## Exercise
Leave out the pictures and repeat everything else in the records exactly.

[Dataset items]
★ ★ ★ ★ ★ ★ ★

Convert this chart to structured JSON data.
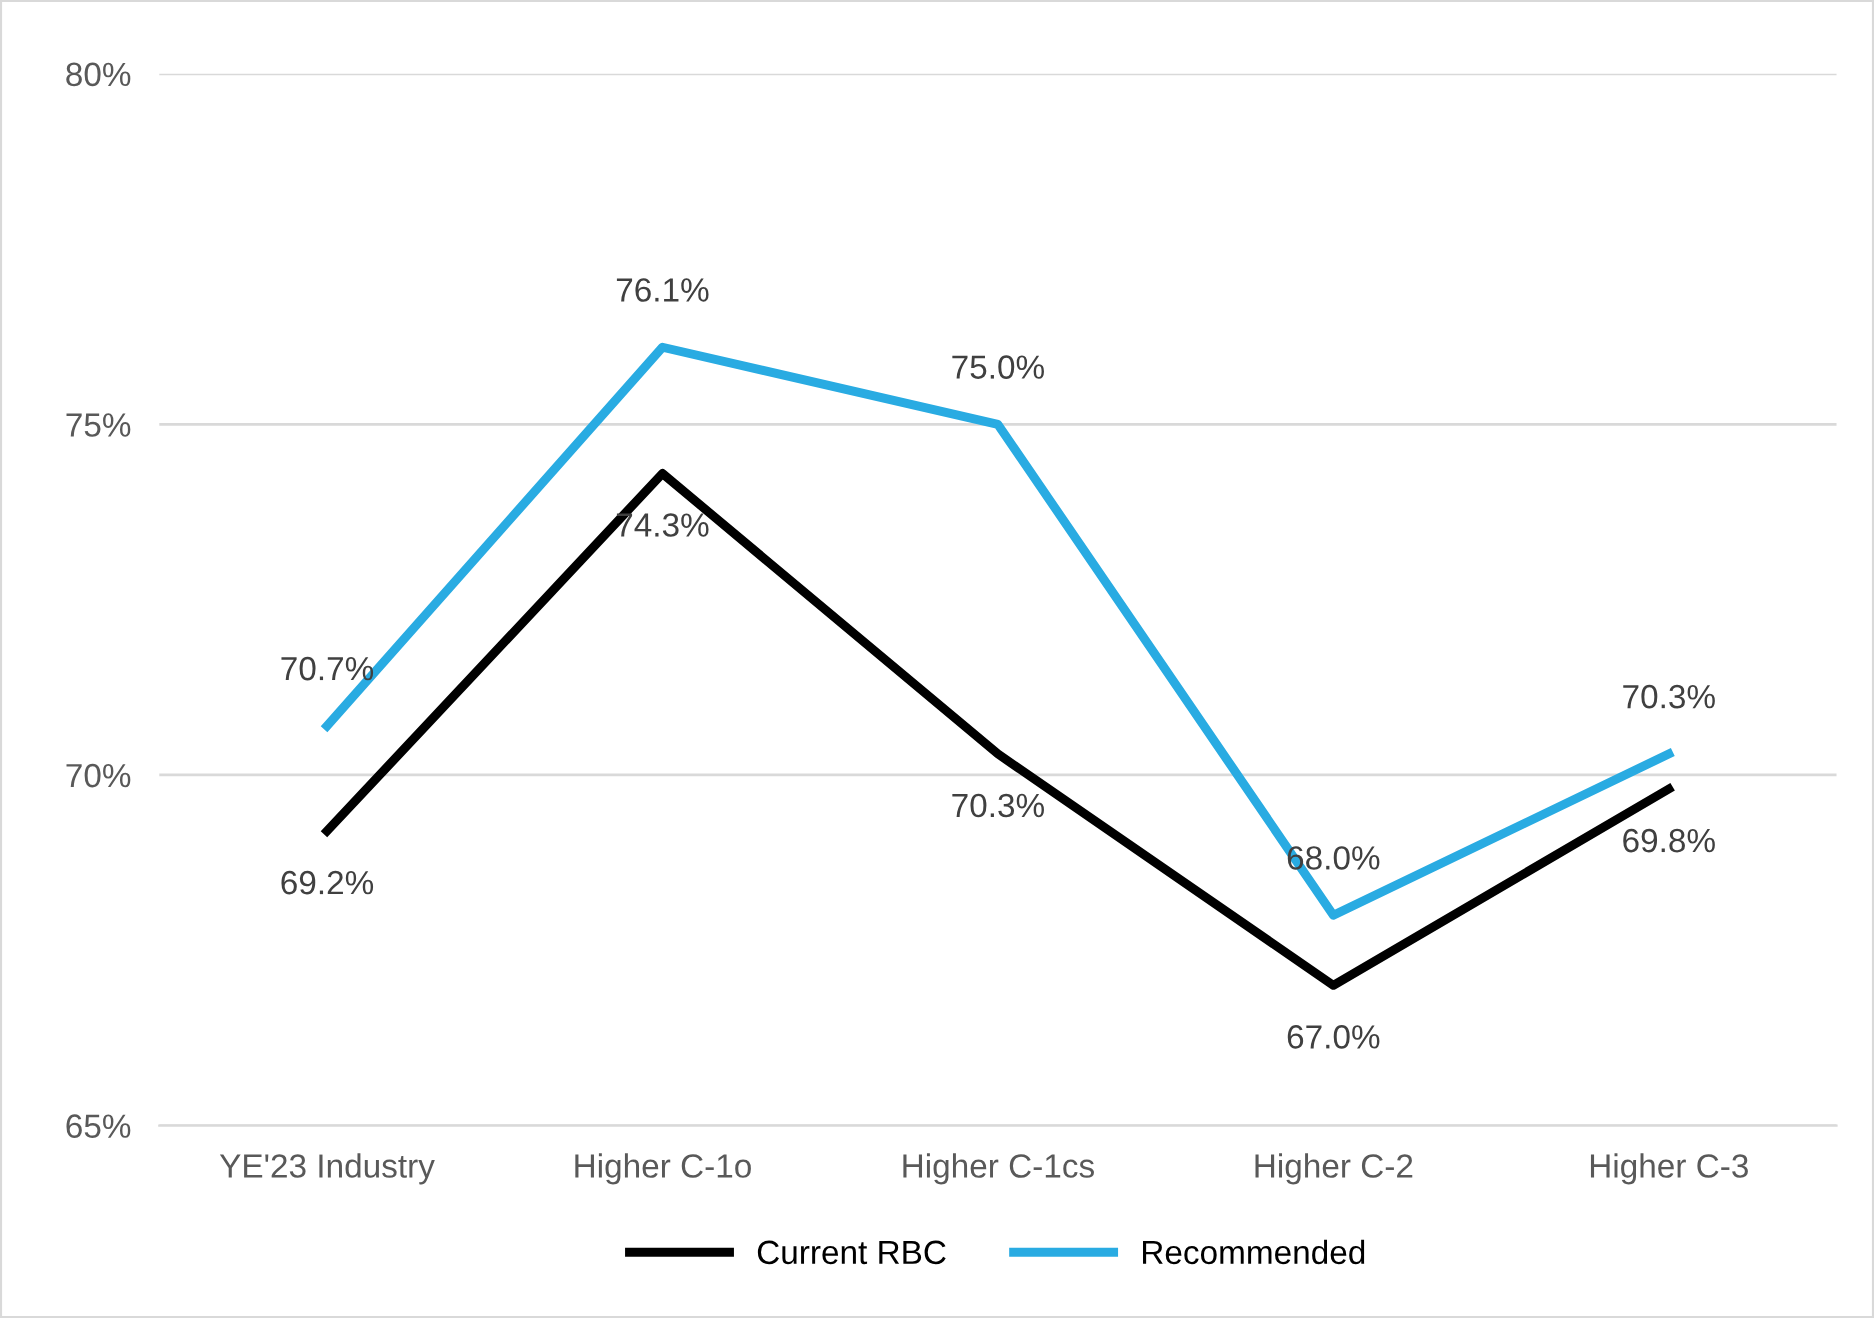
{
  "chart_data": {
    "type": "line",
    "categories": [
      "YE'23 Industry",
      "Higher C-1o",
      "Higher C-1cs",
      "Higher C-2",
      "Higher C-3"
    ],
    "series": [
      {
        "name": "Current RBC",
        "color": "#000000",
        "values": [
          69.2,
          74.3,
          70.3,
          67.0,
          69.8
        ],
        "value_labels": [
          "69.2%",
          "74.3%",
          "70.3%",
          "67.0%",
          "69.8%"
        ]
      },
      {
        "name": "Recommended",
        "color": "#29abe2",
        "values": [
          70.7,
          76.1,
          75.0,
          68.0,
          70.3
        ],
        "value_labels": [
          "70.7%",
          "76.1%",
          "75.0%",
          "68.0%",
          "70.3%"
        ]
      }
    ],
    "ylim": [
      65,
      80
    ],
    "yticks": [
      {
        "value": 65,
        "label": "65%"
      },
      {
        "value": 70,
        "label": "70%"
      },
      {
        "value": 75,
        "label": "75%"
      },
      {
        "value": 80,
        "label": "80%"
      }
    ],
    "grid": "y",
    "legend": "bottom",
    "line_style": "solid"
  }
}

★ ★ ★ ★ ★ ★ ★

## Exercise result
Convert this chart to structured JSON data.
{
  "chart_data": {
    "type": "line",
    "categories": [
      "YE'23 Industry",
      "Higher C-1o",
      "Higher C-1cs",
      "Higher C-2",
      "Higher C-3"
    ],
    "series": [
      {
        "name": "Current RBC",
        "color": "#000000",
        "values": [
          69.2,
          74.3,
          70.3,
          67.0,
          69.8
        ],
        "value_labels": [
          "69.2%",
          "74.3%",
          "70.3%",
          "67.0%",
          "69.8%"
        ]
      },
      {
        "name": "Recommended",
        "color": "#29abe2",
        "values": [
          70.7,
          76.1,
          75.0,
          68.0,
          70.3
        ],
        "value_labels": [
          "70.7%",
          "76.1%",
          "75.0%",
          "68.0%",
          "70.3%"
        ]
      }
    ],
    "ylim": [
      65,
      80
    ],
    "yticks": [
      {
        "value": 65,
        "label": "65%"
      },
      {
        "value": 70,
        "label": "70%"
      },
      {
        "value": 75,
        "label": "75%"
      },
      {
        "value": 80,
        "label": "80%"
      }
    ],
    "grid": "y",
    "legend": "bottom",
    "line_style": "solid"
  }
}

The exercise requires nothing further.